[MATERIAL FOR THIS EXERCISE]:
======

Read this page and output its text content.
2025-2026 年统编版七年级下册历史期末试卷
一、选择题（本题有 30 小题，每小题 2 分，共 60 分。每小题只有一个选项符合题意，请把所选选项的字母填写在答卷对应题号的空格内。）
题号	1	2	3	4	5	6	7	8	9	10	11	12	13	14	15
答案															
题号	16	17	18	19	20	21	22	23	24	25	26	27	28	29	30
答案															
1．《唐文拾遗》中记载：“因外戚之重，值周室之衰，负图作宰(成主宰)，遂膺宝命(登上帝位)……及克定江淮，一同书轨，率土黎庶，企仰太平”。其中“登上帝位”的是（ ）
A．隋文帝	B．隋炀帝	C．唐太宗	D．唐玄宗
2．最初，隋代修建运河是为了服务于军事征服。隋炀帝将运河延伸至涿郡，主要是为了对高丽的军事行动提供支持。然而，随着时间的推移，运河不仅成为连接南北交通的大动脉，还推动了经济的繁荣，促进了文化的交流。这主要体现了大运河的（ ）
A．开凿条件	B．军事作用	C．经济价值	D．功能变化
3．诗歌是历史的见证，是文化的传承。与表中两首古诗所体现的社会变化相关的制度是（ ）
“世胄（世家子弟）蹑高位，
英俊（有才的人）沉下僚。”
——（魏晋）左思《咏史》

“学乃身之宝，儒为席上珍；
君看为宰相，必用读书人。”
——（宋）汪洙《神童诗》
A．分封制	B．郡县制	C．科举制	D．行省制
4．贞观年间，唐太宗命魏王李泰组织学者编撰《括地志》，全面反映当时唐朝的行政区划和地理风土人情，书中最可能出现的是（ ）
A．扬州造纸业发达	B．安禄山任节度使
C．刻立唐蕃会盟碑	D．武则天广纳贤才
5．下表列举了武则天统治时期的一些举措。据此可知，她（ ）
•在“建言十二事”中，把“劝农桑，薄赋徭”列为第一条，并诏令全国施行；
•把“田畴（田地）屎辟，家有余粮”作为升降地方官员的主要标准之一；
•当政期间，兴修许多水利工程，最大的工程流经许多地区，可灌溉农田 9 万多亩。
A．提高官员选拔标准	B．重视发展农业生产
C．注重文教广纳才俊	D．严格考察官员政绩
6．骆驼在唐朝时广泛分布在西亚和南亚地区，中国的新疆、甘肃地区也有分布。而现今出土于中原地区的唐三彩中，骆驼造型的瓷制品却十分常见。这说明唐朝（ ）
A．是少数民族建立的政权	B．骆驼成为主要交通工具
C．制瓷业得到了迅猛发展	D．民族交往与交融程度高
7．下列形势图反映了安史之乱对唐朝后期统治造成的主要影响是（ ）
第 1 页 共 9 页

======

[TASK REQUIREMENTS]:
The listing above must be transcribed exactly, line by line.

[SOLUTION FOR THIS TASK]:
Read this page and output its text content.
2025-2026 年统编版七年级下册历史期末试卷
一、选择题（本题有 30 小题，每小题 2 分，共 60 分。每小题只有一个选项符合题意，请把所选选项的字母填写在答卷对应题号的空格内。）
题号	1	2	3	4	5	6	7	8	9	10	11	12	13	14	15
答案															
题号	16	17	18	19	20	21	22	23	24	25	26	27	28	29	30
答案															
1．《唐文拾遗》中记载：“因外戚之重，值周室之衰，负图作宰(成主宰)，遂膺宝命(登上帝位)……及克定江淮，一同书轨，率土黎庶，企仰太平”。其中“登上帝位”的是（ ）
A．隋文帝	B．隋炀帝	C．唐太宗	D．唐玄宗
2．最初，隋代修建运河是为了服务于军事征服。隋炀帝将运河延伸至涿郡，主要是为了对高丽的军事行动提供支持。然而，随着时间的推移，运河不仅成为连接南北交通的大动脉，还推动了经济的繁荣，促进了文化的交流。这主要体现了大运河的（ ）
A．开凿条件	B．军事作用	C．经济价值	D．功能变化
3．诗歌是历史的见证，是文化的传承。与表中两首古诗所体现的社会变化相关的制度是（ ）
“世胄（世家子弟）蹑高位，
英俊（有才的人）沉下僚。”
——（魏晋）左思《咏史》

“学乃身之宝，儒为席上珍；
君看为宰相，必用读书人。”
——（宋）汪洙《神童诗》
A．分封制	B．郡县制	C．科举制	D．行省制
4．贞观年间，唐太宗命魏王李泰组织学者编撰《括地志》，全面反映当时唐朝的行政区划和地理风土人情，书中最可能出现的是（ ）
A．扬州造纸业发达	B．安禄山任节度使
C．刻立唐蕃会盟碑	D．武则天广纳贤才
5．下表列举了武则天统治时期的一些举措。据此可知，她（ ）
•在“建言十二事”中，把“劝农桑，薄赋徭”列为第一条，并诏令全国施行；
•把“田畴（田地）屎辟，家有余粮”作为升降地方官员的主要标准之一；
•当政期间，兴修许多水利工程，最大的工程流经许多地区，可灌溉农田 9 万多亩。
A．提高官员选拔标准	B．重视发展农业生产
C．注重文教广纳才俊	D．严格考察官员政绩
6．骆驼在唐朝时广泛分布在西亚和南亚地区，中国的新疆、甘肃地区也有分布。而现今出土于中原地区的唐三彩中，骆驼造型的瓷制品却十分常见。这说明唐朝（ ）
A．是少数民族建立的政权	B．骆驼成为主要交通工具
C．制瓷业得到了迅猛发展	D．民族交往与交融程度高
7．下列形势图反映了安史之乱对唐朝后期统治造成的主要影响是（ ）
第 1 页 共 9 页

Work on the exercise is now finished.